▶ [Material for the task]

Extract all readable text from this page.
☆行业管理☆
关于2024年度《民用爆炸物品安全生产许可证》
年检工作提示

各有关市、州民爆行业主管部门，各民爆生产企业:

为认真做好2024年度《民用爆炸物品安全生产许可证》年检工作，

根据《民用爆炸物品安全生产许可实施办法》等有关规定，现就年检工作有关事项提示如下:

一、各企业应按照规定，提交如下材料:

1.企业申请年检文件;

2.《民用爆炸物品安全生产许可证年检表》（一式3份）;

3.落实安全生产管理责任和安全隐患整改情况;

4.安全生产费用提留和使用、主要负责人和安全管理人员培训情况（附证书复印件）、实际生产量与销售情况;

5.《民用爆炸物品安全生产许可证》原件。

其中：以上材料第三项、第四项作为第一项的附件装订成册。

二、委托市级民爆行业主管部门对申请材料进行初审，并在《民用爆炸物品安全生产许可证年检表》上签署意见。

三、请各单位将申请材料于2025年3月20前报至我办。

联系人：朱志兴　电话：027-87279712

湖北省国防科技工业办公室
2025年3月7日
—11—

▶ [Exercise details] Quote all the records. Keep every word exact.

▶ [The output]
Extract all readable text from this page.
☆行业管理☆
关于2024年度《民用爆炸物品安全生产许可证》
年检工作提示

各有关市、州民爆行业主管部门，各民爆生产企业:

为认真做好2024年度《民用爆炸物品安全生产许可证》年检工作，

根据《民用爆炸物品安全生产许可实施办法》等有关规定，现就年检工作有关事项提示如下:

一、各企业应按照规定，提交如下材料:

1.企业申请年检文件;

2.《民用爆炸物品安全生产许可证年检表》（一式3份）;

3.落实安全生产管理责任和安全隐患整改情况;

4.安全生产费用提留和使用、主要负责人和安全管理人员培训情况（附证书复印件）、实际生产量与销售情况;

5.《民用爆炸物品安全生产许可证》原件。

其中：以上材料第三项、第四项作为第一项的附件装订成册。

二、委托市级民爆行业主管部门对申请材料进行初审，并在《民用爆炸物品安全生产许可证年检表》上签署意见。

三、请各单位将申请材料于2025年3月20前报至我办。

联系人：朱志兴　电话：027-87279712

湖北省国防科技工业办公室
2025年3月7日
—11—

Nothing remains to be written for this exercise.